- **EXERCISE**: Transcribe each record exactly. Include every one.

- **STORED RECORDS**:
*-*-*
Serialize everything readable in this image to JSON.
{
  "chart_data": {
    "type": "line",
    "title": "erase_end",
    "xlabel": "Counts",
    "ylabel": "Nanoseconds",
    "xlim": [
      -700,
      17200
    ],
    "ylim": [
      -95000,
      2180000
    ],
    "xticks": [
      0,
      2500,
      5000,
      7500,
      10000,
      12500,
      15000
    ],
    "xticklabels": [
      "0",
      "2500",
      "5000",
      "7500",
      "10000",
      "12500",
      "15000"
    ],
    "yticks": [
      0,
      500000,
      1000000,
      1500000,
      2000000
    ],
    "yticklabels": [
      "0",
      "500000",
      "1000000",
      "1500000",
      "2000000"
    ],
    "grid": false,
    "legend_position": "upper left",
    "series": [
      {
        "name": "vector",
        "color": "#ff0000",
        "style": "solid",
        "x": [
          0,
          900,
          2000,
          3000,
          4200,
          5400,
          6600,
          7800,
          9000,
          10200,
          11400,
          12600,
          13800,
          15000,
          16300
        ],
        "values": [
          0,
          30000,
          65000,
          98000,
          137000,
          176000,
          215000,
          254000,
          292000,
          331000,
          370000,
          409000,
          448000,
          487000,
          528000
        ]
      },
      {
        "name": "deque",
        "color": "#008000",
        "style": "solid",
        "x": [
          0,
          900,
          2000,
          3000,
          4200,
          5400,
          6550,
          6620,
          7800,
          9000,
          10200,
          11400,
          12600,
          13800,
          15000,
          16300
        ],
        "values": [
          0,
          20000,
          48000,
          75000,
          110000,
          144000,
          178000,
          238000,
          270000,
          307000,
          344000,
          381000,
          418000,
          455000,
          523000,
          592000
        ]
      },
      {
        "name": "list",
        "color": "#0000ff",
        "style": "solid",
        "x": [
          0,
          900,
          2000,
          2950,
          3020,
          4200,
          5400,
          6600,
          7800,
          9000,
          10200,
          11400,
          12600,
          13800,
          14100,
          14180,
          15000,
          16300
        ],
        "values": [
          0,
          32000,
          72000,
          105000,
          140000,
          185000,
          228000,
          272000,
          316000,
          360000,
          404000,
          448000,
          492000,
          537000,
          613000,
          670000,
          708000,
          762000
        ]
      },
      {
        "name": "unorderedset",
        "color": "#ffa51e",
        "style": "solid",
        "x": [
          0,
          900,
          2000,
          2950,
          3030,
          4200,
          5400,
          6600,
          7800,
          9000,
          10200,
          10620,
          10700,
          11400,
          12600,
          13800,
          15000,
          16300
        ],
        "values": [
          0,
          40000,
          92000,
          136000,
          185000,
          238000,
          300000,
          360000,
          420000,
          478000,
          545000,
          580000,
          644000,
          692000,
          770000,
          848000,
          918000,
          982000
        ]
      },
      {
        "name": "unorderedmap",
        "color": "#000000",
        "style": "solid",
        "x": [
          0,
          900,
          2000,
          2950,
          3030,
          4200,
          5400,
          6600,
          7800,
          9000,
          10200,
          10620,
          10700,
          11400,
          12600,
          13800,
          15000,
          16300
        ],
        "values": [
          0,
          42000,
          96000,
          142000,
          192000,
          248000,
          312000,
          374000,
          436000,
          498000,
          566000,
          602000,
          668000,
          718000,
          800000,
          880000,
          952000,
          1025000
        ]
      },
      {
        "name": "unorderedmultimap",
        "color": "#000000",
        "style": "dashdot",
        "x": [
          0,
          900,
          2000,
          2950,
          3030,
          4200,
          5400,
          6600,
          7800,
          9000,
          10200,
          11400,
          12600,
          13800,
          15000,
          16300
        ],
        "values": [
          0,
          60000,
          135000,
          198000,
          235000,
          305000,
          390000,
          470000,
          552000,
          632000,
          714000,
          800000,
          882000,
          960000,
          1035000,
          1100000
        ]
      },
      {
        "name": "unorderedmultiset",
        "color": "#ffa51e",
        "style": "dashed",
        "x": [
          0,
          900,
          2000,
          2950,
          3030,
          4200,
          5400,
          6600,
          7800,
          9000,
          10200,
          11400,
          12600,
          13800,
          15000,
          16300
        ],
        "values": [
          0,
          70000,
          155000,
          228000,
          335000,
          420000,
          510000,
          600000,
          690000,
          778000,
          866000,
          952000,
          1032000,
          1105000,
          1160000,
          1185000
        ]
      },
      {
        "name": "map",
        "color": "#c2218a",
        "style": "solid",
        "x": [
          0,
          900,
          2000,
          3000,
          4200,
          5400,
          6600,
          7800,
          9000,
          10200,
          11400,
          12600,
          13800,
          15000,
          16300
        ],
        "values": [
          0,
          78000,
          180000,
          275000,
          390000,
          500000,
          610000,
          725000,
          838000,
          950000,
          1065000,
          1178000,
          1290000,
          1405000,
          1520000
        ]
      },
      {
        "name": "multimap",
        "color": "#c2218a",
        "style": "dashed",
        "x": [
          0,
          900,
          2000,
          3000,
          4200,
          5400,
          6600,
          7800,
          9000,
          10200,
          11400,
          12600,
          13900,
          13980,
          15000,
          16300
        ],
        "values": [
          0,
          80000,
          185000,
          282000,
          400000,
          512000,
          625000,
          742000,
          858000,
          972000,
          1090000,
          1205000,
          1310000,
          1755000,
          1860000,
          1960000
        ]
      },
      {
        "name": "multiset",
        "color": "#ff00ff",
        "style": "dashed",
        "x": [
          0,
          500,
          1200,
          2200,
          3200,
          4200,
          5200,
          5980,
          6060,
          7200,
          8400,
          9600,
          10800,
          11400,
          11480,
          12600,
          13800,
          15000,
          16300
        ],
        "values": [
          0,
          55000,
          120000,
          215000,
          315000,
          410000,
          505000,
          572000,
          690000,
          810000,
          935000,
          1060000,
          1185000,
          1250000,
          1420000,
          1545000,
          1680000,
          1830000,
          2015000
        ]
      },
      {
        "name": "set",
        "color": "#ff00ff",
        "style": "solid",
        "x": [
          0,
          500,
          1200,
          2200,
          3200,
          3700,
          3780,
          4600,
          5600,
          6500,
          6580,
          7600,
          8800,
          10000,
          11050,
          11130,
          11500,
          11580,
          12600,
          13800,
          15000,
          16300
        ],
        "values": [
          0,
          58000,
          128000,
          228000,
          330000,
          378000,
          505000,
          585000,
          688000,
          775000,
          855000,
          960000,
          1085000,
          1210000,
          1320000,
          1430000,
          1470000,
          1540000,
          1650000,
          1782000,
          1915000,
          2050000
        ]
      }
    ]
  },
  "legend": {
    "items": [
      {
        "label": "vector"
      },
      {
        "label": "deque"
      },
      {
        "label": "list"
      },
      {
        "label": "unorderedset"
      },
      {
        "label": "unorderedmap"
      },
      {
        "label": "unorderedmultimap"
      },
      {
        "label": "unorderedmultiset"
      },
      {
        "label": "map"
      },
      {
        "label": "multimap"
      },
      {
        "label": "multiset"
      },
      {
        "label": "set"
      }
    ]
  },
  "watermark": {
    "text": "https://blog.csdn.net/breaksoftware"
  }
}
*-*-*
- **COMPLETE RESPONSE**:
Serialize everything readable in this image to JSON.
{
  "chart_data": {
    "type": "line",
    "title": "erase_end",
    "xlabel": "Counts",
    "ylabel": "Nanoseconds",
    "xlim": [
      -700,
      17200
    ],
    "ylim": [
      -95000,
      2180000
    ],
    "xticks": [
      0,
      2500,
      5000,
      7500,
      10000,
      12500,
      15000
    ],
    "xticklabels": [
      "0",
      "2500",
      "5000",
      "7500",
      "10000",
      "12500",
      "15000"
    ],
    "yticks": [
      0,
      500000,
      1000000,
      1500000,
      2000000
    ],
    "yticklabels": [
      "0",
      "500000",
      "1000000",
      "1500000",
      "2000000"
    ],
    "grid": false,
    "legend_position": "upper left",
    "series": [
      {
        "name": "vector",
        "color": "#ff0000",
        "style": "solid",
        "x": [
          0,
          900,
          2000,
          3000,
          4200,
          5400,
          6600,
          7800,
          9000,
          10200,
          11400,
          12600,
          13800,
          15000,
          16300
        ],
        "values": [
          0,
          30000,
          65000,
          98000,
          137000,
          176000,
          215000,
          254000,
          292000,
          331000,
          370000,
          409000,
          448000,
          487000,
          528000
        ]
      },
      {
        "name": "deque",
        "color": "#008000",
        "style": "solid",
        "x": [
          0,
          900,
          2000,
          3000,
          4200,
          5400,
          6550,
          6620,
          7800,
          9000,
          10200,
          11400,
          12600,
          13800,
          15000,
          16300
        ],
        "values": [
          0,
          20000,
          48000,
          75000,
          110000,
          144000,
          178000,
          238000,
          270000,
          307000,
          344000,
          381000,
          418000,
          455000,
          523000,
          592000
        ]
      },
      {
        "name": "list",
        "color": "#0000ff",
        "style": "solid",
        "x": [
          0,
          900,
          2000,
          2950,
          3020,
          4200,
          5400,
          6600,
          7800,
          9000,
          10200,
          11400,
          12600,
          13800,
          14100,
          14180,
          15000,
          16300
        ],
        "values": [
          0,
          32000,
          72000,
          105000,
          140000,
          185000,
          228000,
          272000,
          316000,
          360000,
          404000,
          448000,
          492000,
          537000,
          613000,
          670000,
          708000,
          762000
        ]
      },
      {
        "name": "unorderedset",
        "color": "#ffa51e",
        "style": "solid",
        "x": [
          0,
          900,
          2000,
          2950,
          3030,
          4200,
          5400,
          6600,
          7800,
          9000,
          10200,
          10620,
          10700,
          11400,
          12600,
          13800,
          15000,
          16300
        ],
        "values": [
          0,
          40000,
          92000,
          136000,
          185000,
          238000,
          300000,
          360000,
          420000,
          478000,
          545000,
          580000,
          644000,
          692000,
          770000,
          848000,
          918000,
          982000
        ]
      },
      {
        "name": "unorderedmap",
        "color": "#000000",
        "style": "solid",
        "x": [
          0,
          900,
          2000,
          2950,
          3030,
          4200,
          5400,
          6600,
          7800,
          9000,
          10200,
          10620,
          10700,
          11400,
          12600,
          13800,
          15000,
          16300
        ],
        "values": [
          0,
          42000,
          96000,
          142000,
          192000,
          248000,
          312000,
          374000,
          436000,
          498000,
          566000,
          602000,
          668000,
          718000,
          800000,
          880000,
          952000,
          1025000
        ]
      },
      {
        "name": "unorderedmultimap",
        "color": "#000000",
        "style": "dashdot",
        "x": [
          0,
          900,
          2000,
          2950,
          3030,
          4200,
          5400,
          6600,
          7800,
          9000,
          10200,
          11400,
          12600,
          13800,
          15000,
          16300
        ],
        "values": [
          0,
          60000,
          135000,
          198000,
          235000,
          305000,
          390000,
          470000,
          552000,
          632000,
          714000,
          800000,
          882000,
          960000,
          1035000,
          1100000
        ]
      },
      {
        "name": "unorderedmultiset",
        "color": "#ffa51e",
        "style": "dashed",
        "x": [
          0,
          900,
          2000,
          2950,
          3030,
          4200,
          5400,
          6600,
          7800,
          9000,
          10200,
          11400,
          12600,
          13800,
          15000,
          16300
        ],
        "values": [
          0,
          70000,
          155000,
          228000,
          335000,
          420000,
          510000,
          600000,
          690000,
          778000,
          866000,
          952000,
          1032000,
          1105000,
          1160000,
          1185000
        ]
      },
      {
        "name": "map",
        "color": "#c2218a",
        "style": "solid",
        "x": [
          0,
          900,
          2000,
          3000,
          4200,
          5400,
          6600,
          7800,
          9000,
          10200,
          11400,
          12600,
          13800,
          15000,
          16300
        ],
        "values": [
          0,
          78000,
          180000,
          275000,
          390000,
          500000,
          610000,
          725000,
          838000,
          950000,
          1065000,
          1178000,
          1290000,
          1405000,
          1520000
        ]
      },
      {
        "name": "multimap",
        "color": "#c2218a",
        "style": "dashed",
        "x": [
          0,
          900,
          2000,
          3000,
          4200,
          5400,
          6600,
          7800,
          9000,
          10200,
          11400,
          12600,
          13900,
          13980,
          15000,
          16300
        ],
        "values": [
          0,
          80000,
          185000,
          282000,
          400000,
          512000,
          625000,
          742000,
          858000,
          972000,
          1090000,
          1205000,
          1310000,
          1755000,
          1860000,
          1960000
        ]
      },
      {
        "name": "multiset",
        "color": "#ff00ff",
        "style": "dashed",
        "x": [
          0,
          500,
          1200,
          2200,
          3200,
          4200,
          5200,
          5980,
          6060,
          7200,
          8400,
          9600,
          10800,
          11400,
          11480,
          12600,
          13800,
          15000,
          16300
        ],
        "values": [
          0,
          55000,
          120000,
          215000,
          315000,
          410000,
          505000,
          572000,
          690000,
          810000,
          935000,
          1060000,
          1185000,
          1250000,
          1420000,
          1545000,
          1680000,
          1830000,
          2015000
        ]
      },
      {
        "name": "set",
        "color": "#ff00ff",
        "style": "solid",
        "x": [
          0,
          500,
          1200,
          2200,
          3200,
          3700,
          3780,
          4600,
          5600,
          6500,
          6580,
          7600,
          8800,
          10000,
          11050,
          11130,
          11500,
          11580,
          12600,
          13800,
          15000,
          16300
        ],
        "values": [
          0,
          58000,
          128000,
          228000,
          330000,
          378000,
          505000,
          585000,
          688000,
          775000,
          855000,
          960000,
          1085000,
          1210000,
          1320000,
          1430000,
          1470000,
          1540000,
          1650000,
          1782000,
          1915000,
          2050000
        ]
      }
    ]
  },
  "legend": {
    "items": [
      {
        "label": "vector"
      },
      {
        "label": "deque"
      },
      {
        "label": "list"
      },
      {
        "label": "unorderedset"
      },
      {
        "label": "unorderedmap"
      },
      {
        "label": "unorderedmultimap"
      },
      {
        "label": "unorderedmultiset"
      },
      {
        "label": "map"
      },
      {
        "label": "multimap"
      },
      {
        "label": "multiset"
      },
      {
        "label": "set"
      }
    ]
  },
  "watermark": {
    "text": "https://blog.csdn.net/breaksoftware"
  }
}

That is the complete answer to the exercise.